Rows from a figure dataset:
___

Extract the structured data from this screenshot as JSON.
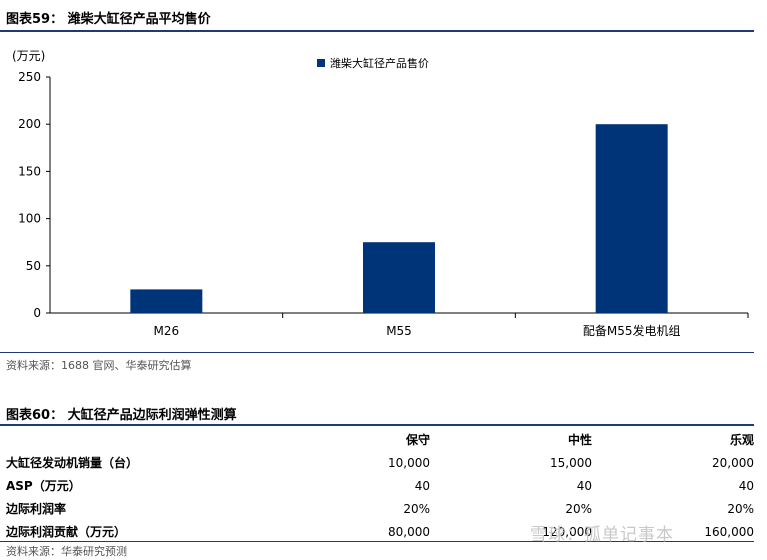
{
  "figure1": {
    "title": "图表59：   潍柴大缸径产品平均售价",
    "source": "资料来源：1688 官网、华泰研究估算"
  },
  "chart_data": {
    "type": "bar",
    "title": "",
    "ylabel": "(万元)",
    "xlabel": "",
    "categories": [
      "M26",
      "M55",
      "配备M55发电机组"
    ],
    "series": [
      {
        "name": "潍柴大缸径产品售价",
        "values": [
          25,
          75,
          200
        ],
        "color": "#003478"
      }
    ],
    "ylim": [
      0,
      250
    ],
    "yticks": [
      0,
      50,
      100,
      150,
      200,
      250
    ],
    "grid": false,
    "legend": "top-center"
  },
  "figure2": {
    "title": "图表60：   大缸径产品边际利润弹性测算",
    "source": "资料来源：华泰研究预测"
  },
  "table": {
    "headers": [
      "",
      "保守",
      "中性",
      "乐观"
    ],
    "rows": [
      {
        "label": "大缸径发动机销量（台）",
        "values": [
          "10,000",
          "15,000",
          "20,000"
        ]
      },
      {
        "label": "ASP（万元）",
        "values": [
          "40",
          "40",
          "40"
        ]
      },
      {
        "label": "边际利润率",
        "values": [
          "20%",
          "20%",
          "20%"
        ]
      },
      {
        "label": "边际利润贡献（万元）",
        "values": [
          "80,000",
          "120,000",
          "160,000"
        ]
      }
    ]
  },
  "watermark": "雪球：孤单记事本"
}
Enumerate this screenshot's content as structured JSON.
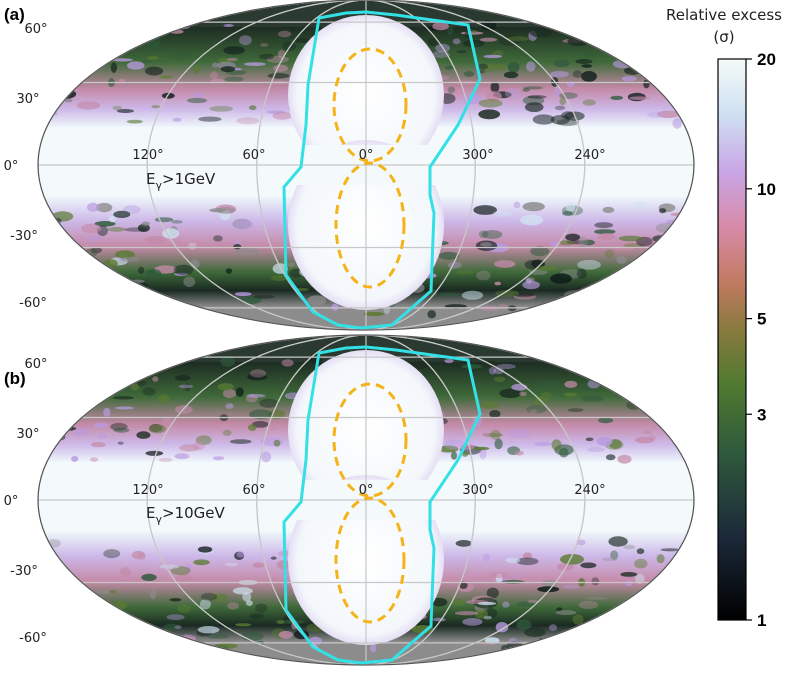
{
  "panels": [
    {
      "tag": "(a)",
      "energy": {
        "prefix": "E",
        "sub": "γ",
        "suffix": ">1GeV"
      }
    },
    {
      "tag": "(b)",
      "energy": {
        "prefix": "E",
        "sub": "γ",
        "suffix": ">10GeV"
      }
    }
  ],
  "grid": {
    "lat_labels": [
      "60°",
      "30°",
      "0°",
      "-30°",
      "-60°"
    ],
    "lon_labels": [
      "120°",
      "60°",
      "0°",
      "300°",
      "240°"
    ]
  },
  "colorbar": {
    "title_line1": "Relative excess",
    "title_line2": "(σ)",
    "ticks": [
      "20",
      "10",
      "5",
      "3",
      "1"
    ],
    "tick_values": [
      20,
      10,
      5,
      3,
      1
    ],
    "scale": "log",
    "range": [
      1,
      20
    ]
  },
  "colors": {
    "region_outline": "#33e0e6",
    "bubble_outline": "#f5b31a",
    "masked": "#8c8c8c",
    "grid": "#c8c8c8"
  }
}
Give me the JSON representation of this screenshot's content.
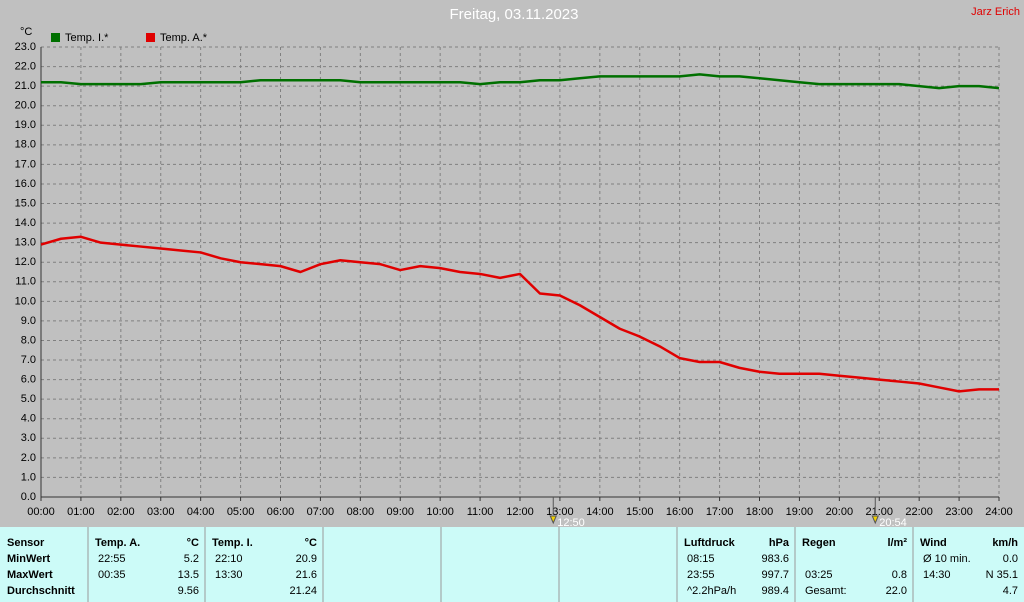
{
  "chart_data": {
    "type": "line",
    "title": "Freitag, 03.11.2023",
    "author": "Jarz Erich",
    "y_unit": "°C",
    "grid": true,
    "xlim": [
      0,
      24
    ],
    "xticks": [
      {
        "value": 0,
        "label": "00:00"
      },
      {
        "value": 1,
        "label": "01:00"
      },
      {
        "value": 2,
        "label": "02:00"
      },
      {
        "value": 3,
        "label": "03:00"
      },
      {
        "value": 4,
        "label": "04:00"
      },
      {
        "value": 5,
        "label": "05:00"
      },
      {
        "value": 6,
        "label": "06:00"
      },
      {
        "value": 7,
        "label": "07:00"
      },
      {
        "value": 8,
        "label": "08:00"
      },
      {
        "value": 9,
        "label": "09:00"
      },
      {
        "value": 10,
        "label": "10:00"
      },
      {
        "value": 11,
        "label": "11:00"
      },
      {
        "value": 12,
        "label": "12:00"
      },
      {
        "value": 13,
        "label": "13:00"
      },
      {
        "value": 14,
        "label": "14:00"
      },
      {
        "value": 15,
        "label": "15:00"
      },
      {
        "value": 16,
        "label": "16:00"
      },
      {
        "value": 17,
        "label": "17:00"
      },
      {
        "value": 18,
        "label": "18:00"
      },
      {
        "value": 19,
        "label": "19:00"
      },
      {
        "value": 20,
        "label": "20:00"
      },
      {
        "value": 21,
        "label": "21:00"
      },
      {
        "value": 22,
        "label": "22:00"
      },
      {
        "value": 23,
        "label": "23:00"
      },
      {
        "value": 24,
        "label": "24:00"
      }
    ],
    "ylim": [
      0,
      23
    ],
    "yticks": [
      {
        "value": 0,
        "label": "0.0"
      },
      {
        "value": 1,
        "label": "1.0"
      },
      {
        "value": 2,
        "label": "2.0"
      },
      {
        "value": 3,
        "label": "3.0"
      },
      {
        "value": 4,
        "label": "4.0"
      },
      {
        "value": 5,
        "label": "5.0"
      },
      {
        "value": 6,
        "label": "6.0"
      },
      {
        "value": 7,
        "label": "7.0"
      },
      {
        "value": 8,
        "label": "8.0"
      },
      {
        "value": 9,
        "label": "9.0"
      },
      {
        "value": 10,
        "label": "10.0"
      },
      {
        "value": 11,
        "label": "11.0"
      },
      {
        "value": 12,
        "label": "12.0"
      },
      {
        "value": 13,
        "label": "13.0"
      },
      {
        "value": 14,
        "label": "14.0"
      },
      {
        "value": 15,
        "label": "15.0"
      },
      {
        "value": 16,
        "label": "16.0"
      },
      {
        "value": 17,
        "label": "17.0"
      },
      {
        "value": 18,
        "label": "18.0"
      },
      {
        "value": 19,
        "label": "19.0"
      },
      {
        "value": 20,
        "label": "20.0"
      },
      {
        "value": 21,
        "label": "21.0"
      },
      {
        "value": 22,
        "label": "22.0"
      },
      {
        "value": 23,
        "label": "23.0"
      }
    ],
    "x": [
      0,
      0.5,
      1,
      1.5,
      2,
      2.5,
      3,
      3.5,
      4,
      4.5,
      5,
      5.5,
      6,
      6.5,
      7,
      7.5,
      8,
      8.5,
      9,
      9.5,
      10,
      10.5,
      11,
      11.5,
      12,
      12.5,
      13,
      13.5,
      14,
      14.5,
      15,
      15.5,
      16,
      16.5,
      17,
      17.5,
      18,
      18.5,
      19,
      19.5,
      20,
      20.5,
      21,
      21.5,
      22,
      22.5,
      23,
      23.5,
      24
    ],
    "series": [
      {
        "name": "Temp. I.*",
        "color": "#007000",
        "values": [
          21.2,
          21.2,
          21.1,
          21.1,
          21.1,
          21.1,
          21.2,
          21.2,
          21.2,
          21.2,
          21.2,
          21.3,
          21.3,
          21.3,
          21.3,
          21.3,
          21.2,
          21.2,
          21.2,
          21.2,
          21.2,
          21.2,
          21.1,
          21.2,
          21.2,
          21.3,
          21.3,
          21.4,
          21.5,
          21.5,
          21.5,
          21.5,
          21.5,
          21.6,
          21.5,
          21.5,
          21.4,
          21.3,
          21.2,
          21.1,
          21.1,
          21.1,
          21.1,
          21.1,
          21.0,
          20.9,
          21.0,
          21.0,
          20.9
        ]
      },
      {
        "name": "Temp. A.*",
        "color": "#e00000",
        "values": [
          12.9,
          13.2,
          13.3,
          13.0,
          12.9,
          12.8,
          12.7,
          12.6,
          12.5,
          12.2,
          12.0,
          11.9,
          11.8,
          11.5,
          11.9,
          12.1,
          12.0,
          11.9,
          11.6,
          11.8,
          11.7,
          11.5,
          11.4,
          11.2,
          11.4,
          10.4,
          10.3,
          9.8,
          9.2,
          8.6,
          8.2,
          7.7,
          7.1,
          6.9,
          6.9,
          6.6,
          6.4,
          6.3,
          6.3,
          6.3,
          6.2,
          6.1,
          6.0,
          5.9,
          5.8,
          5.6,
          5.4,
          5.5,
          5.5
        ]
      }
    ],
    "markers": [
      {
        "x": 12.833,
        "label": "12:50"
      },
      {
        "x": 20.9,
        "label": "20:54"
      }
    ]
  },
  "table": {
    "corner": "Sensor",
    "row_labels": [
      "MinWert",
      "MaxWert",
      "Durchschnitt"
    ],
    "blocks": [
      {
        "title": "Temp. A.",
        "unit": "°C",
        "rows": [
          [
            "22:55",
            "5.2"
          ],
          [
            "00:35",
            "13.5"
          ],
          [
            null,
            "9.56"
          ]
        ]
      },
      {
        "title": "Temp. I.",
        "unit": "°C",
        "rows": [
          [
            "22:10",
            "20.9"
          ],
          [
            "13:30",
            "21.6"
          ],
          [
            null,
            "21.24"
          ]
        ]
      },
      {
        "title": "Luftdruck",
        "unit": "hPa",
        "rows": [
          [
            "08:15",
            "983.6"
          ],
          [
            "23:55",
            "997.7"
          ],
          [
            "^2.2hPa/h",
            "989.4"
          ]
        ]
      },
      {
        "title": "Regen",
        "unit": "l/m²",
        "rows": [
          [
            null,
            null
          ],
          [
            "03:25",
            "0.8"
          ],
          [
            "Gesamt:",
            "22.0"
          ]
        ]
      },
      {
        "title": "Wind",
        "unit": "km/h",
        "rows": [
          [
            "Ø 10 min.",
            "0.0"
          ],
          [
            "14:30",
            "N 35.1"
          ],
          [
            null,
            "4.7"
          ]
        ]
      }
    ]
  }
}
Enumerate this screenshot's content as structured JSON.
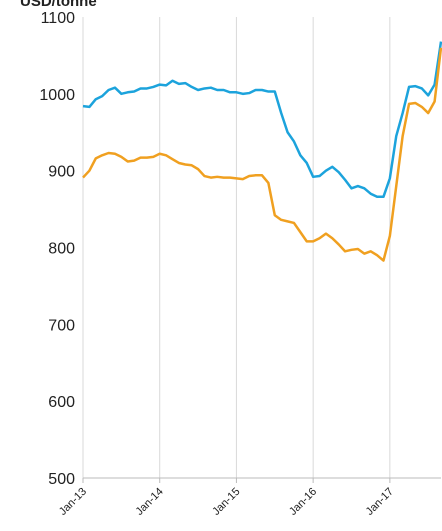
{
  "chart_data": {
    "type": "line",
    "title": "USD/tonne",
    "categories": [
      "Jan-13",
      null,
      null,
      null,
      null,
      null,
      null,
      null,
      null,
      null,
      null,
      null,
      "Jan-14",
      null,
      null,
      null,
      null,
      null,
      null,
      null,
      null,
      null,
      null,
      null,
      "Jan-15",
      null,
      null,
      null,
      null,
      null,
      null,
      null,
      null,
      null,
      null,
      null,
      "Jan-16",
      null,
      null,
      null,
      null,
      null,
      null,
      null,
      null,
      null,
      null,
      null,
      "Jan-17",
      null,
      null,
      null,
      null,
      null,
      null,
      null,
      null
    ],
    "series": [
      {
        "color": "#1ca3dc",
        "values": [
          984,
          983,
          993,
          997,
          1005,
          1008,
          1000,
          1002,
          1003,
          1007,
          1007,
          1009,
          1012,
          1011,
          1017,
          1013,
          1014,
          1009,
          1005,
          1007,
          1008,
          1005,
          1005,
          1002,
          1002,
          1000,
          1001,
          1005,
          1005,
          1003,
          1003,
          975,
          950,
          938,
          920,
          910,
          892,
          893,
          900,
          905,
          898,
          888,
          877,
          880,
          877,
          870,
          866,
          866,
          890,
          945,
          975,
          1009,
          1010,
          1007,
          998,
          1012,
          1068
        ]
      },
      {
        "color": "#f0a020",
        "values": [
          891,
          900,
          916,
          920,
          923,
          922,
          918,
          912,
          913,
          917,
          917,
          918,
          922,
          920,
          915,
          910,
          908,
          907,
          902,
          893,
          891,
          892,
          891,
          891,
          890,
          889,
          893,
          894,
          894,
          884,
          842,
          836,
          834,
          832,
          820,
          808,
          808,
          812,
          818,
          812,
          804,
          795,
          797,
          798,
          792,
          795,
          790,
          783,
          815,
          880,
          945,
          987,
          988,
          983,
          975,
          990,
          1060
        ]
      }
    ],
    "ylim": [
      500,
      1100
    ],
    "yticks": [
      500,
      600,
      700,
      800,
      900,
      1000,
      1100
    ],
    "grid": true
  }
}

___

### Stated exercise:
Copy every line of the records above that contains "Temp".

### Solved exercise:
        "name": "Temp. I.*",
        "name": "Temp. A.*",
        "title": "Temp. A.",
        "title": "Temp. I.",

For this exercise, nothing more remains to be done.